BRIEF — Locate every line in the records below that contains the word "September", and copy each one.

DATA SUPPLIED —
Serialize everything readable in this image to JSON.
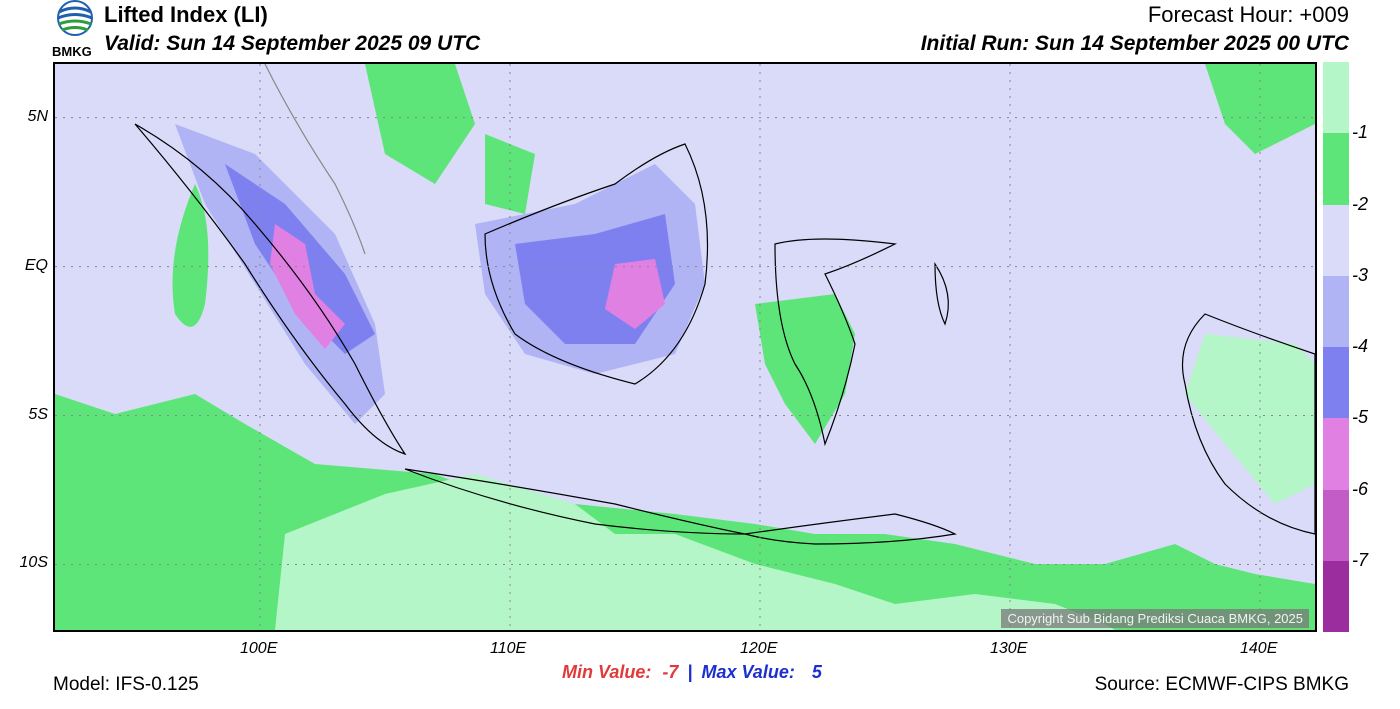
{
  "header": {
    "title": "Lifted Index (LI)",
    "valid": "Valid: Sun 14 September 2025 09 UTC",
    "forecast_hour": "Forecast Hour: +009",
    "initial_run": "Initial Run: Sun 14 September 2025 00 UTC",
    "logo_text": "BMKG"
  },
  "map": {
    "lat_labels": [
      "5N",
      "EQ",
      "5S",
      "10S"
    ],
    "lon_labels": [
      "100E",
      "110E",
      "120E",
      "130E",
      "140E"
    ],
    "lat_range": [
      -12.2,
      6.8
    ],
    "lon_range": [
      91.8,
      142.2
    ],
    "copyright": "Copyright Sub Bidang Prediksi Cuaca BMKG, 2025"
  },
  "colorbar": {
    "labels": [
      "-1",
      "-2",
      "-3",
      "-4",
      "-5",
      "-6",
      "-7"
    ],
    "colors": [
      "#b4f6c8",
      "#5ee57a",
      "#d9dbf9",
      "#b0b3f4",
      "#7f80ef",
      "#e080e2",
      "#c35cc7",
      "#9b2d9f"
    ]
  },
  "stats": {
    "min_label": "Min Value:",
    "min_value": "-7",
    "separator": "|",
    "max_label": "Max Value:",
    "max_value": "5"
  },
  "footer": {
    "model": "Model: IFS-0.125",
    "source": "Source: ECMWF-CIPS BMKG"
  }
}
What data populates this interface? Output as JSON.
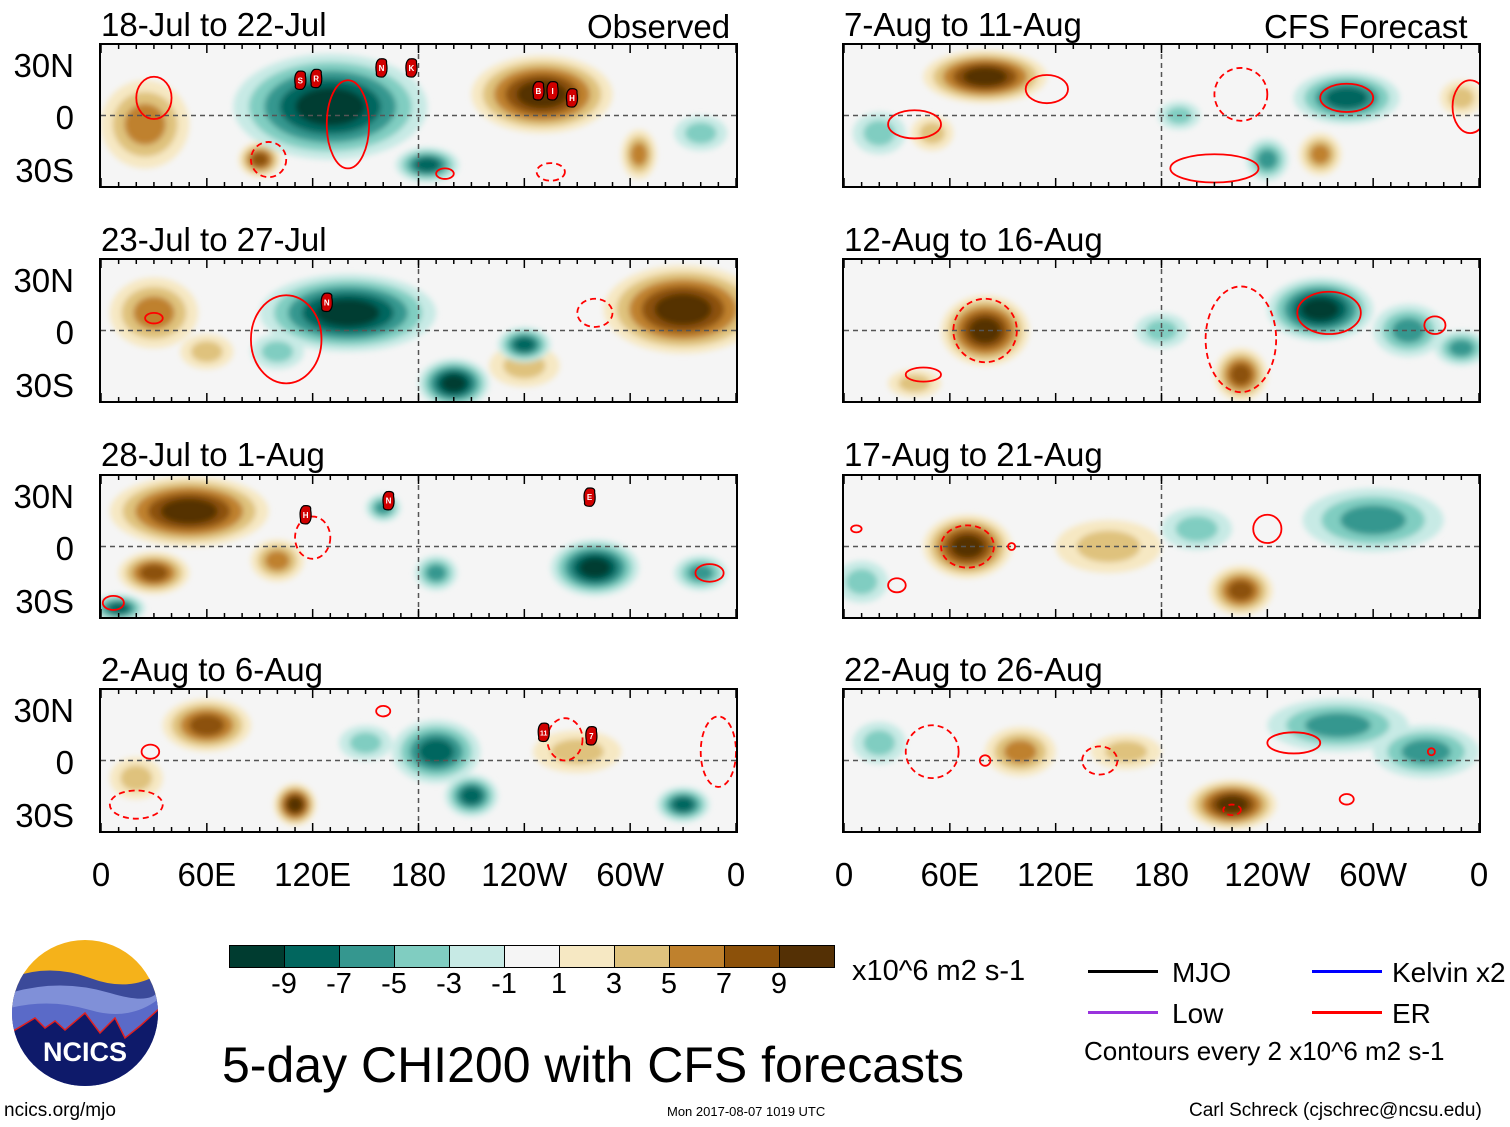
{
  "header": {
    "observed_label": "Observed",
    "forecast_label": "CFS Forecast"
  },
  "lat_labels": [
    "30N",
    "0",
    "30S"
  ],
  "lon_labels": [
    "0",
    "60E",
    "120E",
    "180",
    "120W",
    "60W",
    "0"
  ],
  "colorbar": {
    "colors": [
      "#003c30",
      "#01665e",
      "#35978f",
      "#80cdc1",
      "#c7eae5",
      "#f5f5f5",
      "#f6e8c3",
      "#dfc27d",
      "#bf812d",
      "#8c510a",
      "#543005"
    ],
    "ticks": [
      "-9",
      "-7",
      "-5",
      "-3",
      "-1",
      "1",
      "3",
      "5",
      "7",
      "9"
    ],
    "units": "x10^6 m2 s-1"
  },
  "legend": {
    "items": [
      {
        "label": "MJO",
        "color": "#000000"
      },
      {
        "label": "Kelvin x2",
        "color": "#0000ff"
      },
      {
        "label": "Low",
        "color": "#9933dd"
      },
      {
        "label": "ER",
        "color": "#ff0000"
      }
    ],
    "contour_note": "Contours every 2 x10^6 m2 s-1"
  },
  "title": "5-day CHI200 with CFS forecasts",
  "logo": {
    "text": "NCICS"
  },
  "footer": {
    "url": "ncics.org/mjo",
    "timestamp": "Mon 2017-08-07 1019 UTC",
    "author": "Carl Schreck (cjschrec@ncsu.edu)"
  },
  "panels": [
    {
      "title": "18-Jul to 22-Jul",
      "anomalies": [
        [
          25,
          -5,
          25,
          25,
          5
        ],
        [
          90,
          -25,
          12,
          10,
          7
        ],
        [
          250,
          12,
          40,
          22,
          9
        ],
        [
          305,
          -22,
          10,
          14,
          5
        ],
        [
          130,
          5,
          55,
          30,
          -9
        ],
        [
          185,
          -28,
          18,
          10,
          -7
        ],
        [
          340,
          -10,
          15,
          10,
          -3
        ]
      ],
      "er_contours": [
        [
          30,
          10,
          10,
          12,
          0
        ],
        [
          140,
          -5,
          12,
          25,
          0
        ],
        [
          95,
          -25,
          10,
          10,
          1
        ],
        [
          195,
          -33,
          5,
          3,
          0
        ],
        [
          255,
          -32,
          8,
          5,
          1
        ]
      ],
      "storms": [
        [
          113,
          20,
          "S"
        ],
        [
          122,
          21,
          "R"
        ],
        [
          159,
          27,
          "N"
        ],
        [
          176,
          27,
          "K"
        ],
        [
          248,
          14,
          "B"
        ],
        [
          256,
          14,
          "I"
        ],
        [
          267,
          10,
          "H"
        ]
      ]
    },
    {
      "title": "23-Jul to 27-Jul",
      "anomalies": [
        [
          30,
          10,
          25,
          20,
          5
        ],
        [
          60,
          -12,
          15,
          10,
          3
        ],
        [
          330,
          12,
          45,
          25,
          9
        ],
        [
          240,
          -20,
          20,
          12,
          3
        ],
        [
          140,
          10,
          50,
          22,
          -9
        ],
        [
          200,
          -30,
          20,
          14,
          -9
        ],
        [
          240,
          -8,
          15,
          10,
          -7
        ],
        [
          100,
          -12,
          15,
          10,
          -3
        ]
      ],
      "er_contours": [
        [
          105,
          -5,
          20,
          25,
          0
        ],
        [
          30,
          7,
          5,
          3,
          0
        ],
        [
          280,
          10,
          10,
          8,
          1
        ]
      ],
      "storms": [
        [
          128,
          16,
          "N"
        ]
      ]
    },
    {
      "title": "28-Jul to 1-Aug",
      "anomalies": [
        [
          50,
          20,
          45,
          20,
          9
        ],
        [
          100,
          -8,
          15,
          12,
          5
        ],
        [
          30,
          -15,
          20,
          12,
          7
        ],
        [
          280,
          -12,
          25,
          16,
          -9
        ],
        [
          190,
          -15,
          12,
          10,
          -5
        ],
        [
          10,
          -35,
          15,
          8,
          -7
        ],
        [
          340,
          -15,
          15,
          10,
          -5
        ],
        [
          160,
          22,
          10,
          8,
          -5
        ]
      ],
      "er_contours": [
        [
          345,
          -15,
          8,
          5,
          0
        ],
        [
          7,
          -32,
          6,
          4,
          0
        ],
        [
          120,
          5,
          10,
          12,
          1
        ]
      ],
      "storms": [
        [
          116,
          18,
          "H"
        ],
        [
          163,
          26,
          "N"
        ],
        [
          277,
          28,
          "E"
        ]
      ]
    },
    {
      "title": "2-Aug to 6-Aug",
      "anomalies": [
        [
          60,
          20,
          25,
          15,
          7
        ],
        [
          110,
          -25,
          12,
          12,
          9
        ],
        [
          270,
          5,
          25,
          12,
          3
        ],
        [
          20,
          -10,
          15,
          12,
          3
        ],
        [
          190,
          5,
          25,
          18,
          -7
        ],
        [
          210,
          -20,
          15,
          12,
          -7
        ],
        [
          330,
          -25,
          15,
          10,
          -7
        ],
        [
          150,
          10,
          15,
          10,
          -3
        ]
      ],
      "er_contours": [
        [
          263,
          12,
          10,
          12,
          1
        ],
        [
          28,
          5,
          5,
          4,
          0
        ],
        [
          160,
          28,
          4,
          3,
          0
        ],
        [
          20,
          -25,
          15,
          8,
          1
        ],
        [
          350,
          5,
          10,
          20,
          1
        ]
      ],
      "storms": [
        [
          251,
          16,
          "11"
        ],
        [
          278,
          14,
          "7"
        ]
      ]
    },
    {
      "title": "7-Aug to 11-Aug",
      "anomalies": [
        [
          80,
          22,
          35,
          15,
          9
        ],
        [
          50,
          -10,
          12,
          10,
          3
        ],
        [
          270,
          -22,
          12,
          12,
          5
        ],
        [
          350,
          10,
          12,
          10,
          3
        ],
        [
          285,
          10,
          30,
          15,
          -7
        ],
        [
          240,
          -25,
          12,
          12,
          -5
        ],
        [
          190,
          0,
          12,
          8,
          -3
        ],
        [
          20,
          -10,
          15,
          12,
          -3
        ]
      ],
      "er_contours": [
        [
          115,
          15,
          12,
          8,
          0
        ],
        [
          225,
          12,
          15,
          15,
          1
        ],
        [
          285,
          10,
          15,
          8,
          0
        ],
        [
          355,
          5,
          10,
          15,
          0
        ],
        [
          210,
          -30,
          25,
          8,
          0
        ],
        [
          40,
          -5,
          15,
          8,
          0
        ]
      ],
      "storms": []
    },
    {
      "title": "12-Aug to 16-Aug",
      "anomalies": [
        [
          80,
          0,
          25,
          20,
          9
        ],
        [
          225,
          -25,
          15,
          15,
          7
        ],
        [
          40,
          -30,
          15,
          8,
          3
        ],
        [
          270,
          12,
          30,
          18,
          -9
        ],
        [
          320,
          0,
          20,
          15,
          -5
        ],
        [
          180,
          0,
          15,
          10,
          -3
        ],
        [
          350,
          -10,
          15,
          10,
          -5
        ]
      ],
      "er_contours": [
        [
          80,
          0,
          18,
          18,
          1
        ],
        [
          275,
          10,
          18,
          12,
          0
        ],
        [
          335,
          3,
          6,
          5,
          0
        ],
        [
          45,
          -25,
          10,
          4,
          0
        ],
        [
          225,
          -5,
          20,
          30,
          1
        ]
      ],
      "storms": []
    },
    {
      "title": "17-Aug to 21-Aug",
      "anomalies": [
        [
          70,
          0,
          25,
          18,
          9
        ],
        [
          225,
          -25,
          18,
          14,
          7
        ],
        [
          150,
          0,
          30,
          15,
          3
        ],
        [
          300,
          15,
          40,
          18,
          -5
        ],
        [
          200,
          10,
          20,
          12,
          -3
        ],
        [
          10,
          -20,
          15,
          12,
          -3
        ]
      ],
      "er_contours": [
        [
          70,
          0,
          15,
          12,
          1
        ],
        [
          240,
          10,
          8,
          8,
          0
        ],
        [
          30,
          -22,
          5,
          4,
          0
        ],
        [
          95,
          0,
          2,
          2,
          0
        ],
        [
          7,
          10,
          3,
          2,
          0
        ]
      ],
      "storms": []
    },
    {
      "title": "22-Aug to 26-Aug",
      "anomalies": [
        [
          220,
          -25,
          25,
          14,
          9
        ],
        [
          100,
          5,
          20,
          14,
          5
        ],
        [
          160,
          5,
          20,
          10,
          3
        ],
        [
          280,
          20,
          40,
          15,
          -5
        ],
        [
          330,
          5,
          30,
          15,
          -5
        ],
        [
          20,
          10,
          15,
          12,
          -3
        ]
      ],
      "er_contours": [
        [
          255,
          10,
          15,
          6,
          0
        ],
        [
          50,
          5,
          15,
          15,
          1
        ],
        [
          80,
          0,
          3,
          3,
          0
        ],
        [
          145,
          0,
          10,
          8,
          1
        ],
        [
          220,
          -28,
          5,
          3,
          1
        ],
        [
          285,
          -22,
          4,
          3,
          0
        ],
        [
          333,
          5,
          2,
          2,
          0
        ]
      ],
      "storms": []
    }
  ]
}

REPLY TO THE EXERCISE —
    "valid": "Valid: Sun 14 September 2025 09 UTC",
    "initial_run": "Initial Run: Sun 14 September 2025 00 UTC",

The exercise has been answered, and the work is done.